— Start Records for this task —
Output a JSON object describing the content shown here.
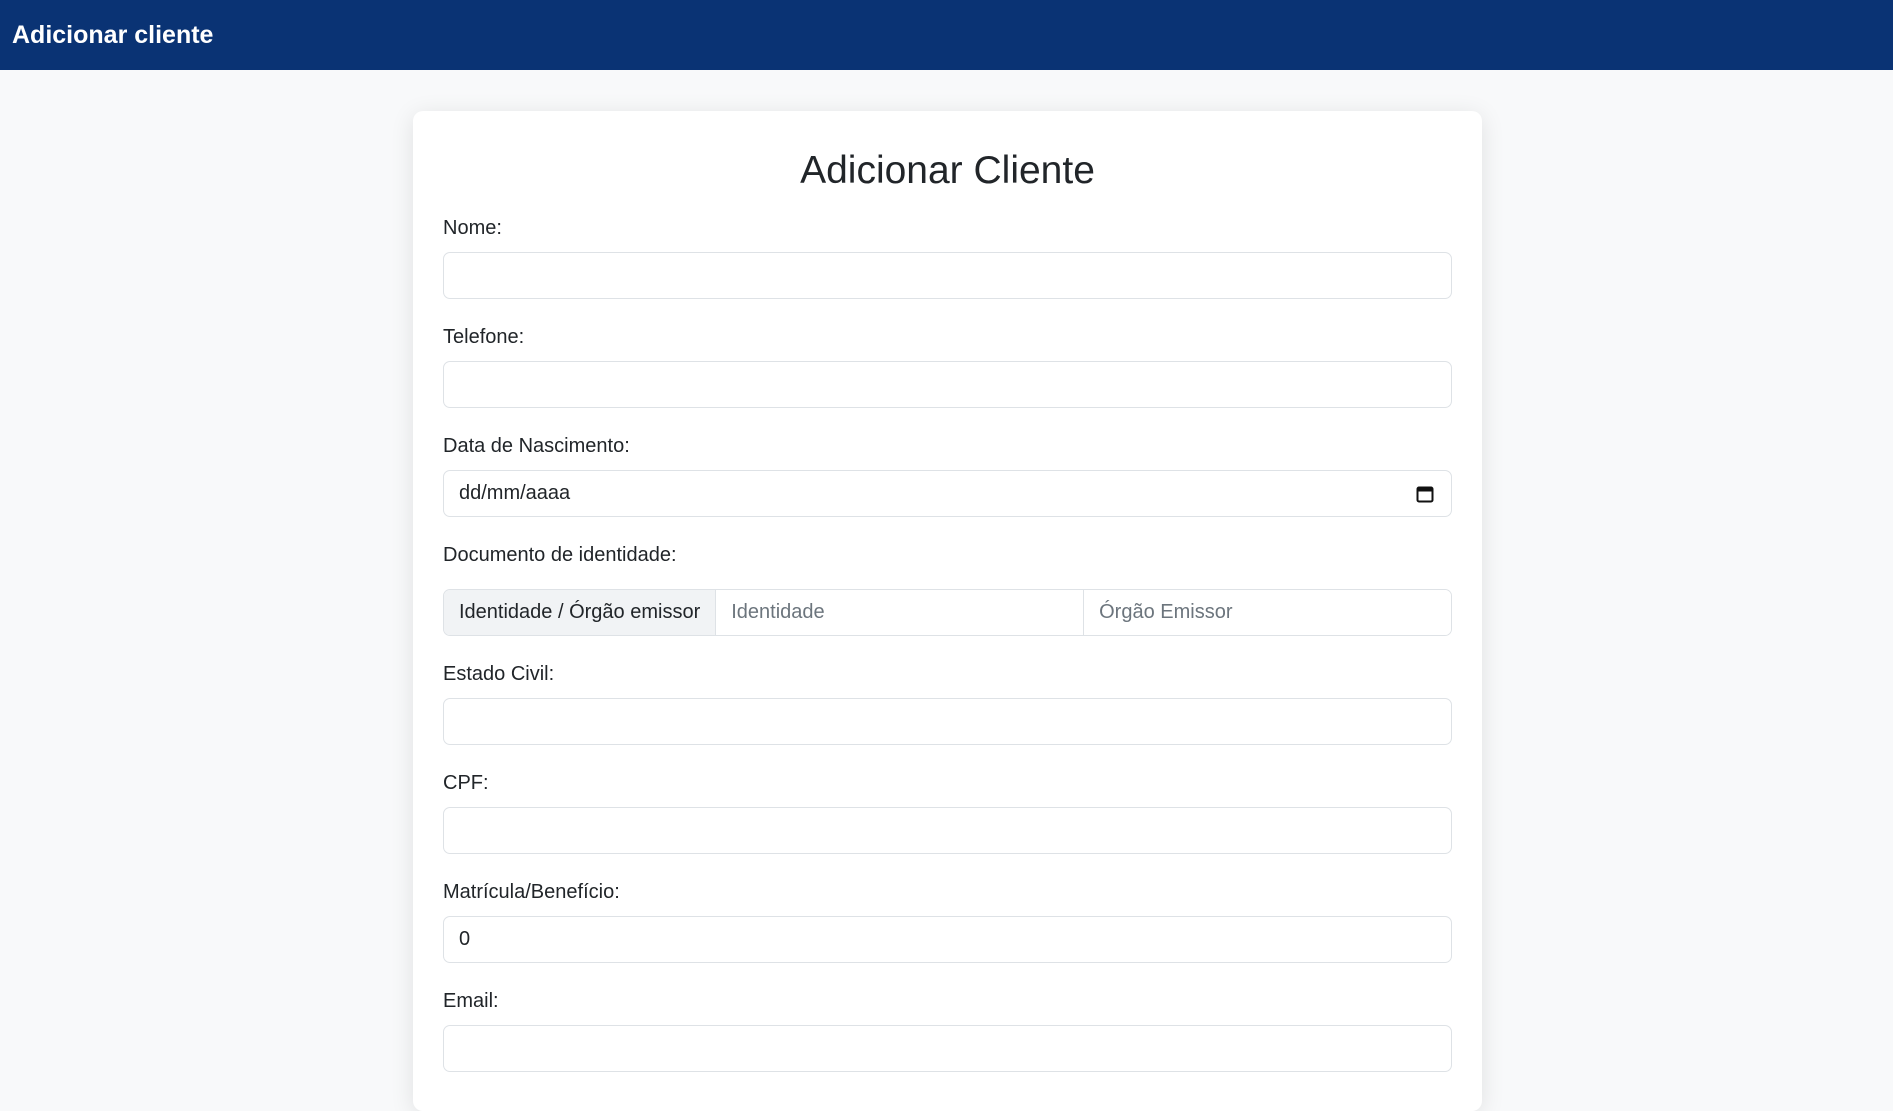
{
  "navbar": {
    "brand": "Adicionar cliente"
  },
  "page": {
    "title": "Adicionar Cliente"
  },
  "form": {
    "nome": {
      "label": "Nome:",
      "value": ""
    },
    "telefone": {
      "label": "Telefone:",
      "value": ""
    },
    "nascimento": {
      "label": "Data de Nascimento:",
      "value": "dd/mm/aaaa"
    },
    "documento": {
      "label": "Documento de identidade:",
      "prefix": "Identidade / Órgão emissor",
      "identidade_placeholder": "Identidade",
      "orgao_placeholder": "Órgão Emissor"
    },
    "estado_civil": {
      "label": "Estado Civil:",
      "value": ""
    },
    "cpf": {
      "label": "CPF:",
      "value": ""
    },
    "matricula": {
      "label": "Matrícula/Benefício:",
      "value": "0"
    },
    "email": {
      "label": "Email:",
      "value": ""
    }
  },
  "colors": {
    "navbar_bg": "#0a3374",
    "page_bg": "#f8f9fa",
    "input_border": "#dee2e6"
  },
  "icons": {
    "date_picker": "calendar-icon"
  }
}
— End Records for this task —
— Start Records for this task —
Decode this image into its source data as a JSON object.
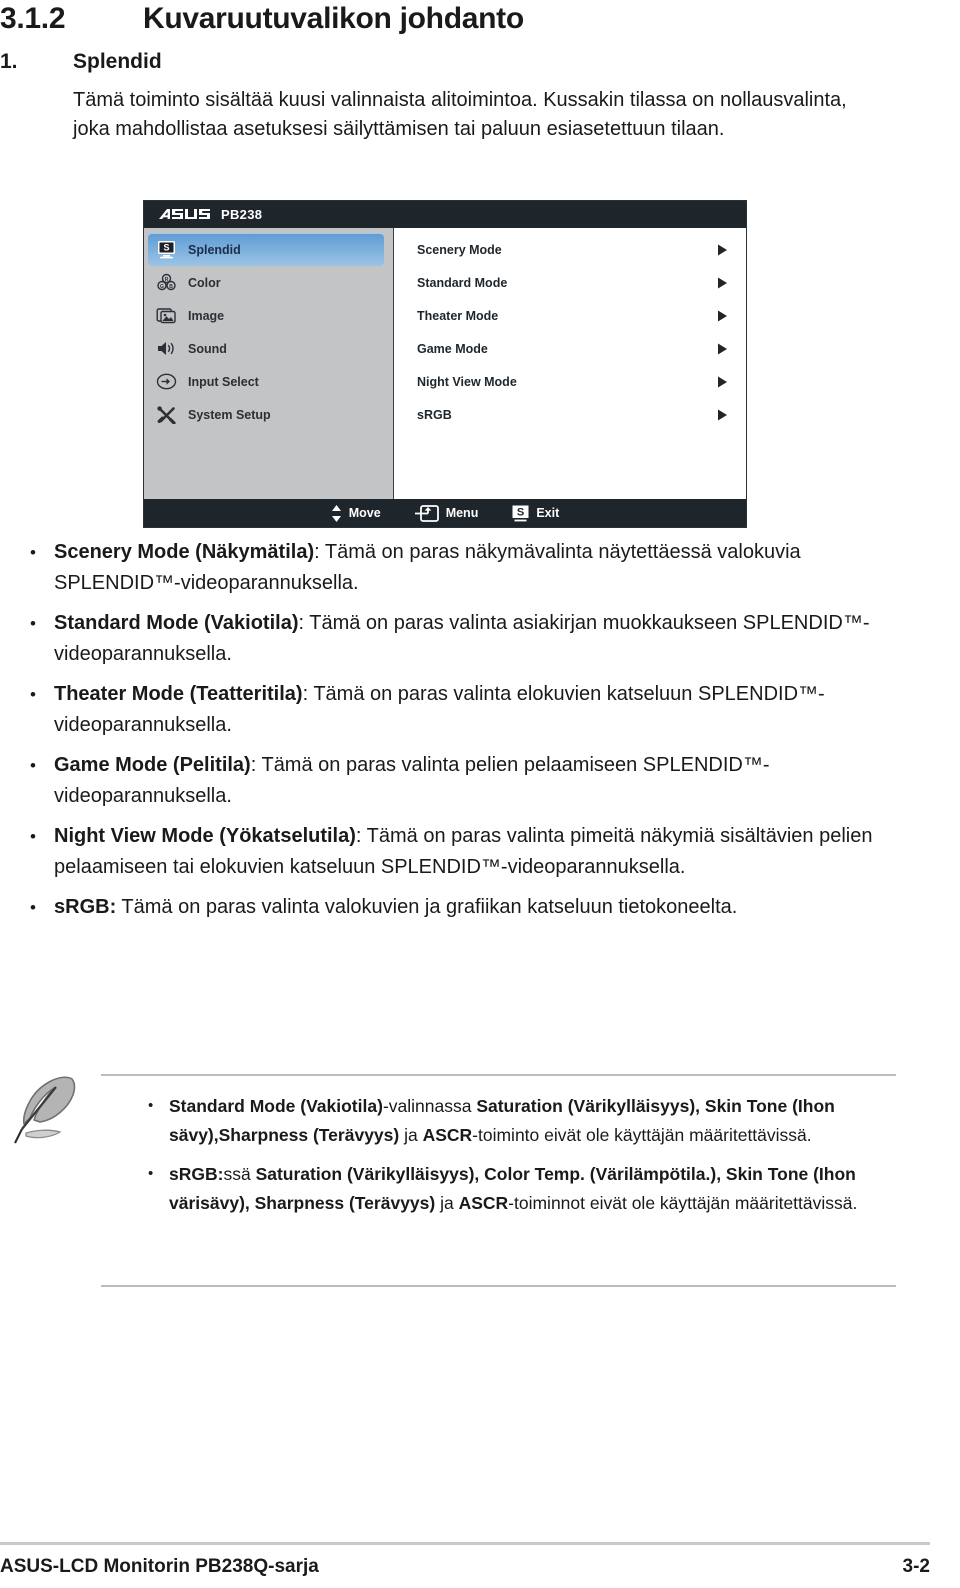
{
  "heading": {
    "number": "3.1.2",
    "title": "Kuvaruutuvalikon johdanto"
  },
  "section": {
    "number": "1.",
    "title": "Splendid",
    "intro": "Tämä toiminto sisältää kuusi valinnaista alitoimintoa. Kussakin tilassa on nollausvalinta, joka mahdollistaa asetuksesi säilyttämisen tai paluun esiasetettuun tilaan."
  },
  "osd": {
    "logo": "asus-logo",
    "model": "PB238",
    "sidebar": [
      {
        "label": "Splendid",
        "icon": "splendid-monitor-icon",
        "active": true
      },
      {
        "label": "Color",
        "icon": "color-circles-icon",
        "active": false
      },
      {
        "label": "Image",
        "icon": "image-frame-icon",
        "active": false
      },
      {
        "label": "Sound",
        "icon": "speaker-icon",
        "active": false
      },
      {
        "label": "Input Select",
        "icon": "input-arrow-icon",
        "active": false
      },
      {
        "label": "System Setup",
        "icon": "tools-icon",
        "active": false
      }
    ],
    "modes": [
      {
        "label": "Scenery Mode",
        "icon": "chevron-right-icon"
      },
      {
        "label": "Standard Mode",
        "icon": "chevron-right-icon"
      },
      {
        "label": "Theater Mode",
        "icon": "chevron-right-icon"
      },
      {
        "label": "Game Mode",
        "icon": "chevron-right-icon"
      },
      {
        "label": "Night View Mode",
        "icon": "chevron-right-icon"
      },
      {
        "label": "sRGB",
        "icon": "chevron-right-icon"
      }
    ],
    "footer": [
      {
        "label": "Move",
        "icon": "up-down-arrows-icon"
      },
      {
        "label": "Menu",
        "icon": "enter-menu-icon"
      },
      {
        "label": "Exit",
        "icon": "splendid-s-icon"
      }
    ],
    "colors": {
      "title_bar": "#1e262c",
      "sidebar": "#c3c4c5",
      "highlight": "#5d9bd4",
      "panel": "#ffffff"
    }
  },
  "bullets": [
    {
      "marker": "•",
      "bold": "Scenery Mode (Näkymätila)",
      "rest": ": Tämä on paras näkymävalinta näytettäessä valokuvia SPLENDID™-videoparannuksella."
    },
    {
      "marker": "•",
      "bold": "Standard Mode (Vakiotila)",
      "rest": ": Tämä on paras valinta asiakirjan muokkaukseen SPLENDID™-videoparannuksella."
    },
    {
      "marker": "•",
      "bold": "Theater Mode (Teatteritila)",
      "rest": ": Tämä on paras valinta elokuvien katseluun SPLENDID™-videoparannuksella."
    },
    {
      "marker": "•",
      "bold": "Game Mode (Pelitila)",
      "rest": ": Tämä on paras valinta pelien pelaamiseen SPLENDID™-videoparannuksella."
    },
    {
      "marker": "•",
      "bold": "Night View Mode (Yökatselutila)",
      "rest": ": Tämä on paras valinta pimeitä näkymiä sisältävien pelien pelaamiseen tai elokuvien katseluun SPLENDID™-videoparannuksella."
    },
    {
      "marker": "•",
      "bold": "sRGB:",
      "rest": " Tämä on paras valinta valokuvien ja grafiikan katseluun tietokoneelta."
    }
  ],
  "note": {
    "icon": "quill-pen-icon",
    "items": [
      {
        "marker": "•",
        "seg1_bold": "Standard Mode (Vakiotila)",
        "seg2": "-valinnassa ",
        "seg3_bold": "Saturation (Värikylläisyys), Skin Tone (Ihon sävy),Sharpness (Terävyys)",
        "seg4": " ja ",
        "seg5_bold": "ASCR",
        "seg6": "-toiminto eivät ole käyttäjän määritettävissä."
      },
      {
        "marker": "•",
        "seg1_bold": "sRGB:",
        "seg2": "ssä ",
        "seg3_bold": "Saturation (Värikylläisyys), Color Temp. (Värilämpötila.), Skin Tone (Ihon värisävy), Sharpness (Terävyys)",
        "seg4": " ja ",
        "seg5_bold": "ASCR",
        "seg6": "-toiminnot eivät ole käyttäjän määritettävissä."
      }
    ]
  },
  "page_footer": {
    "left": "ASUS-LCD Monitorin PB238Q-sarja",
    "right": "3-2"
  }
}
— End Records for this task —
— Start Records for this task —
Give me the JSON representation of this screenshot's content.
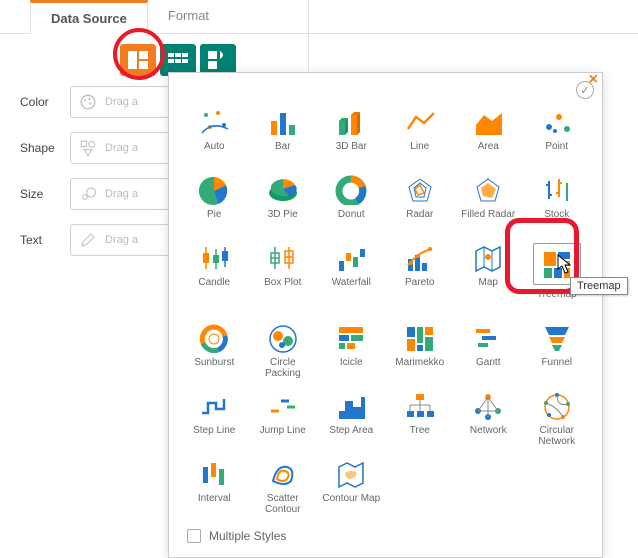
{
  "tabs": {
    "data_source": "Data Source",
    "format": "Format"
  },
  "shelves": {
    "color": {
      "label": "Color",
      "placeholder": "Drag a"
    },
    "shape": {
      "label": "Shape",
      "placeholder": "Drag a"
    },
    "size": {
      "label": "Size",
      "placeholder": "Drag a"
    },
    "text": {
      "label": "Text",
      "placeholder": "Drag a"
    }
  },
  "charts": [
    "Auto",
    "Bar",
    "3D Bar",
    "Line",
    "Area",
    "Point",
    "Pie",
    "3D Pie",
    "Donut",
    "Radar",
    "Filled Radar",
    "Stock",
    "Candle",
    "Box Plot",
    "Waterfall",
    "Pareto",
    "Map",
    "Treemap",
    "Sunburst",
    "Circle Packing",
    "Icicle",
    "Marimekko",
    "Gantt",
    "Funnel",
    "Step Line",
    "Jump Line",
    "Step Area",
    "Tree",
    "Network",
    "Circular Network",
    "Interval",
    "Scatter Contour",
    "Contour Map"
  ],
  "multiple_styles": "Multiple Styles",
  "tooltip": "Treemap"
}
— End Records for this task —
To do
Identify the lines of the entries containing the string "toiminto". Copy each such line.

The solution
    "intro": "Tämä toiminto sisältää kuusi valinnaista alitoimintoa. Kussakin tilassa on nollausvalinta, joka mahdollistaa asetuksesi säilyttämisen tai paluun esiasetettuun tilaan."
        "seg6": "-toiminto eivät ole käyttäjän määritettävissä."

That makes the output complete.